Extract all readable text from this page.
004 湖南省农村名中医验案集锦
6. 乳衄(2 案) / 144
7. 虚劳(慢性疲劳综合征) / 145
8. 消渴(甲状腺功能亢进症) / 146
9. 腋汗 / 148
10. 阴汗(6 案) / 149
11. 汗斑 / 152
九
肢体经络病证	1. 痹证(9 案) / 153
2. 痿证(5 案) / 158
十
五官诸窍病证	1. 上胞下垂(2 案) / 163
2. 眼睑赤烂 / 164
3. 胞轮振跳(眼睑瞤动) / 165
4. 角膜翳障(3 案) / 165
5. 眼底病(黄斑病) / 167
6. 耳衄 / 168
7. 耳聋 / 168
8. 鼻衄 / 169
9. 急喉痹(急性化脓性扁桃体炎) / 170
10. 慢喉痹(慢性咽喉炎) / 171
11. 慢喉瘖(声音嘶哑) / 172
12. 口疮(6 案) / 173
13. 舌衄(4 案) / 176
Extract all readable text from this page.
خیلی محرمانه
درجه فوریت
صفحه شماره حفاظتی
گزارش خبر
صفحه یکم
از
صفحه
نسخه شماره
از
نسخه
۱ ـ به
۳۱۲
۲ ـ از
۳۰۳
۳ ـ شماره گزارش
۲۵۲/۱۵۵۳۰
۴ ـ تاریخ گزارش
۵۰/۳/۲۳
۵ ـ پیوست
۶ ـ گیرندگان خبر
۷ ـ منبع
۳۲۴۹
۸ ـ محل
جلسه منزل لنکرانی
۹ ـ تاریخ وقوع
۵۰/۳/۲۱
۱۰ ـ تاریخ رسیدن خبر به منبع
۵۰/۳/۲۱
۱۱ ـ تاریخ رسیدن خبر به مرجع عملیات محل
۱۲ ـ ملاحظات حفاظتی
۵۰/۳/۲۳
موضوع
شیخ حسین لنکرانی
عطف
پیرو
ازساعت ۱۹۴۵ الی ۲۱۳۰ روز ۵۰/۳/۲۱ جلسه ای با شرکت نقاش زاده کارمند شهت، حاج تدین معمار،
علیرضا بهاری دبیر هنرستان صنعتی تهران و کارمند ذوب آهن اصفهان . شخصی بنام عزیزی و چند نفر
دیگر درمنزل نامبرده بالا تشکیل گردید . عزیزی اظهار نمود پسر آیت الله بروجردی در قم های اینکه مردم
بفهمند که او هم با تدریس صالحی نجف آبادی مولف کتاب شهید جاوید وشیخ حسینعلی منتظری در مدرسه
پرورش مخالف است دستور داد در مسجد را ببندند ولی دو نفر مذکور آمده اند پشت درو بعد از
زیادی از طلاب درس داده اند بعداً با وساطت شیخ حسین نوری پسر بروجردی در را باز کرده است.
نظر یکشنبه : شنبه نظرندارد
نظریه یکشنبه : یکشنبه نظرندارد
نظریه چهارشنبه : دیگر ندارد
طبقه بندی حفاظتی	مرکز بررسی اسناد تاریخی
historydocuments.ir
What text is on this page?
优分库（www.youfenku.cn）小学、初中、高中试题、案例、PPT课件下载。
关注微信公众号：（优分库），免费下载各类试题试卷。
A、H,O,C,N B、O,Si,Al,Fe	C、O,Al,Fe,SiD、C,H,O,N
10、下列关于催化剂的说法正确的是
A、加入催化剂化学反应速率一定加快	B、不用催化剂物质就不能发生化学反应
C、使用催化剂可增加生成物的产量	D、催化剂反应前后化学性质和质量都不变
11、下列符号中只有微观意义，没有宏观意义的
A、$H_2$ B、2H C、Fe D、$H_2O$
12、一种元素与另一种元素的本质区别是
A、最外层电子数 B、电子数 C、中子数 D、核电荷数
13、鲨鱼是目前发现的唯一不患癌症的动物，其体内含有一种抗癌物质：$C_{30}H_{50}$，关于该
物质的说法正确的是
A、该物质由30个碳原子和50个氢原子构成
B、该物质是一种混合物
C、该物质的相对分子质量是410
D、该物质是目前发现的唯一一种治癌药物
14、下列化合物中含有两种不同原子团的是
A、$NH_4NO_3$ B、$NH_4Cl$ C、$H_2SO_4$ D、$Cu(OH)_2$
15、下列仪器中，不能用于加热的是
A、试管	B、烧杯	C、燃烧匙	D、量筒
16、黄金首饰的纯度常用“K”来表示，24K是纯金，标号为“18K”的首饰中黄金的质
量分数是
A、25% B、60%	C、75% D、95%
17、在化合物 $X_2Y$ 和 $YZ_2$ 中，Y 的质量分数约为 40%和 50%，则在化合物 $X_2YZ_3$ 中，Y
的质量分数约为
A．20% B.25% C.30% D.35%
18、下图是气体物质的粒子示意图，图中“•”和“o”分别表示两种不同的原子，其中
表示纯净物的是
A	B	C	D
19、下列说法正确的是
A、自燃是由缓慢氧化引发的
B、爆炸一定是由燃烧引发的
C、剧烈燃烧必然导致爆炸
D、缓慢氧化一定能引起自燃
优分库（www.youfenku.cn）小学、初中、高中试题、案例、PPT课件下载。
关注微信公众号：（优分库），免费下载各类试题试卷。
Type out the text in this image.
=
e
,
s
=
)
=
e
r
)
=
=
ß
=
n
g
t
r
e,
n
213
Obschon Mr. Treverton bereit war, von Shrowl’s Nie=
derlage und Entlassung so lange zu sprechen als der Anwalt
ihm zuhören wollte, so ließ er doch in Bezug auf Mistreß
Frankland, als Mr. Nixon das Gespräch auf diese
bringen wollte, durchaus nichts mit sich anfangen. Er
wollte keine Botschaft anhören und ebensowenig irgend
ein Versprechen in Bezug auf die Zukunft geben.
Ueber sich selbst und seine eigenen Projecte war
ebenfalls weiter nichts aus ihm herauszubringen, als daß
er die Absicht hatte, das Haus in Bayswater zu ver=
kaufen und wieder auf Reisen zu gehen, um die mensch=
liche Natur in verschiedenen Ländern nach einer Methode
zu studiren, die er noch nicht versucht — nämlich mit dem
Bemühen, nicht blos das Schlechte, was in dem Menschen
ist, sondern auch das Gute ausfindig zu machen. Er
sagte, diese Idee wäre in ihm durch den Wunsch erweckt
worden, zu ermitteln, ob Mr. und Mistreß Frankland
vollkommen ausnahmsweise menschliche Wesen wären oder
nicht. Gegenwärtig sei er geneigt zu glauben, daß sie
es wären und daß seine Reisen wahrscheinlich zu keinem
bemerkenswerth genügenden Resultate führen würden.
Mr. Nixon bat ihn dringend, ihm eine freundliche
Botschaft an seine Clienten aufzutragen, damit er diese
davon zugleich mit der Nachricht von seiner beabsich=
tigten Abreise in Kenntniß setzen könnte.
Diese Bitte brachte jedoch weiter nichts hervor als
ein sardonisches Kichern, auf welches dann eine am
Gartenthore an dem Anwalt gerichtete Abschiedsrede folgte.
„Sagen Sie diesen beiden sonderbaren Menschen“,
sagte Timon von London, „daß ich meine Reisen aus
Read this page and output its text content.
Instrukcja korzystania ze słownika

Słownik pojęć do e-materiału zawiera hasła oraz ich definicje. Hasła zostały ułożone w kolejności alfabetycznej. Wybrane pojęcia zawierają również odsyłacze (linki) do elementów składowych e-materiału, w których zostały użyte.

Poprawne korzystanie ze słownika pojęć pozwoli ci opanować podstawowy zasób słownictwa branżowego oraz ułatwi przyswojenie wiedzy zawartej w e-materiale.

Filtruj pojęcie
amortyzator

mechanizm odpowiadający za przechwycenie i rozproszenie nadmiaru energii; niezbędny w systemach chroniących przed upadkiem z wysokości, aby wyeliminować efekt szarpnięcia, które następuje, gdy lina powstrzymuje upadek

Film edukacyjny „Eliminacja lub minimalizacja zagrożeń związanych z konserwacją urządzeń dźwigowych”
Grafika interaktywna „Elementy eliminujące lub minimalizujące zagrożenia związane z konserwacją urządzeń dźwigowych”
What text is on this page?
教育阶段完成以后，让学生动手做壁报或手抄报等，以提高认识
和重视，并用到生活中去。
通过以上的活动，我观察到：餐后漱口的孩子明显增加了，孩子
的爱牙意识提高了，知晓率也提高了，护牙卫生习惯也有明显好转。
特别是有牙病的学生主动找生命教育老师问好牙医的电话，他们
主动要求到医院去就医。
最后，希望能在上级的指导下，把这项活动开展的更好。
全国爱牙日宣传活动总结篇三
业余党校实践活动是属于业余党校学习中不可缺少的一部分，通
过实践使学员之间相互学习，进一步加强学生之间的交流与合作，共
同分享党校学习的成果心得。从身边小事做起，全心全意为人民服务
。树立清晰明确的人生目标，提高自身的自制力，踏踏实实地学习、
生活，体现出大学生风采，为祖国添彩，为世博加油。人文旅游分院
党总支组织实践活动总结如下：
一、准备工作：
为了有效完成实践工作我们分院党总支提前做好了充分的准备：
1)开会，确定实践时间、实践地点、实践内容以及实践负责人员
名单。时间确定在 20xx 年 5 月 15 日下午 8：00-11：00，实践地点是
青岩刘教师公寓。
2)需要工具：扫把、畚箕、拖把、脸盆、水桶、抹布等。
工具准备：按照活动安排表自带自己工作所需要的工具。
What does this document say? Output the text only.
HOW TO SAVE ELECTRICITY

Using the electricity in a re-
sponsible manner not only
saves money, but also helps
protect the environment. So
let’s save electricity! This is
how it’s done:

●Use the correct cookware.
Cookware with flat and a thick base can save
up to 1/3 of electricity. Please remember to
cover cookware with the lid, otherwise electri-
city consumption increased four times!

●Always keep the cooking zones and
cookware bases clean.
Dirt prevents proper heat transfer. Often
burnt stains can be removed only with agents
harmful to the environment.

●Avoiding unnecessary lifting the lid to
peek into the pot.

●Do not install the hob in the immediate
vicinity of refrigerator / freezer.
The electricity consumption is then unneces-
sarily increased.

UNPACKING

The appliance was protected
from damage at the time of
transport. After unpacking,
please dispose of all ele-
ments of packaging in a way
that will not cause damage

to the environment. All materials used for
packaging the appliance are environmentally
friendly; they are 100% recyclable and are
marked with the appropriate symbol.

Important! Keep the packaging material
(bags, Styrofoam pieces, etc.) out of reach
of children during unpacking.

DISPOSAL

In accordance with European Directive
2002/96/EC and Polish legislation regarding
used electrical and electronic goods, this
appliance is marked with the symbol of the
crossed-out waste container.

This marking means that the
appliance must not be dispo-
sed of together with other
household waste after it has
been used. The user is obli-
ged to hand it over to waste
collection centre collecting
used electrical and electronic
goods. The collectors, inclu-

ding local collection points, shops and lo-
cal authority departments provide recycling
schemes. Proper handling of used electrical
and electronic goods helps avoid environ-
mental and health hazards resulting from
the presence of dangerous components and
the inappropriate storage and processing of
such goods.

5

=======

- Work required: Figure out how many lines of the data above include "goods", then give the number and nothing more.

- Answer for this exercise: 4